* [What you should do]:
Are you able to retype all the records below exactly?

===== Data rows

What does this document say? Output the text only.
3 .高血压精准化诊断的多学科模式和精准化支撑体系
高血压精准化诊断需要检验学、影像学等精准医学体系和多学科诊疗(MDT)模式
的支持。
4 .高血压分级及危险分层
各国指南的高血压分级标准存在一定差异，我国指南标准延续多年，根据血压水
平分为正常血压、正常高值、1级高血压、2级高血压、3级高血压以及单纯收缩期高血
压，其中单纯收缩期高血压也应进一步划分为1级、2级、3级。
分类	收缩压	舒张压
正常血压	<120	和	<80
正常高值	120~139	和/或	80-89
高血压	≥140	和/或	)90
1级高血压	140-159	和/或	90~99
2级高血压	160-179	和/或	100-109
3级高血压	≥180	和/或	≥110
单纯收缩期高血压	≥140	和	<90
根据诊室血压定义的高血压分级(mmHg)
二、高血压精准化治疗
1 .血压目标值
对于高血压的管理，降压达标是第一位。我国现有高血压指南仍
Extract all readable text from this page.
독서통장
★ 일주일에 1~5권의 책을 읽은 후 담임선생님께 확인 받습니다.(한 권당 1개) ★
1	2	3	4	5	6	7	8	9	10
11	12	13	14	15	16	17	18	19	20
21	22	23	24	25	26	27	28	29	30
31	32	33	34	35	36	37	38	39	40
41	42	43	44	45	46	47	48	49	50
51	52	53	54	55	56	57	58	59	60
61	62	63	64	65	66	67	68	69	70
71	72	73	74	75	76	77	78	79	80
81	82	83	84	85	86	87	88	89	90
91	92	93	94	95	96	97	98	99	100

==========

* [The answer]:
What does this document say? Output the text only.
3 .高血压精准化诊断的多学科模式和精准化支撑体系
高血压精准化诊断需要检验学、影像学等精准医学体系和多学科诊疗(MDT)模式
的支持。
4 .高血压分级及危险分层
各国指南的高血压分级标准存在一定差异，我国指南标准延续多年，根据血压水
平分为正常血压、正常高值、1级高血压、2级高血压、3级高血压以及单纯收缩期高血
压，其中单纯收缩期高血压也应进一步划分为1级、2级、3级。
分类	收缩压	舒张压
正常血压	<120	和	<80
正常高值	120~139	和/或	80-89
高血压	≥140	和/或	)90
1级高血压	140-159	和/或	90~99
2级高血压	160-179	和/或	100-109
3级高血压	≥180	和/或	≥110
单纯收缩期高血压	≥140	和	<90
根据诊室血压定义的高血压分级(mmHg)
二、高血压精准化治疗
1 .血压目标值
对于高血压的管理，降压达标是第一位。我国现有高血压指南仍
Extract all readable text from this page.
독서통장
★ 일주일에 1~5권의 책을 읽은 후 담임선생님께 확인 받습니다.(한 권당 1개) ★
1	2	3	4	5	6	7	8	9	10
11	12	13	14	15	16	17	18	19	20
21	22	23	24	25	26	27	28	29	30
31	32	33	34	35	36	37	38	39	40
41	42	43	44	45	46	47	48	49	50
51	52	53	54	55	56	57	58	59	60
61	62	63	64	65	66	67	68	69	70
71	72	73	74	75	76	77	78	79	80
81	82	83	84	85	86	87	88	89	90
91	92	93	94	95	96	97	98	99	100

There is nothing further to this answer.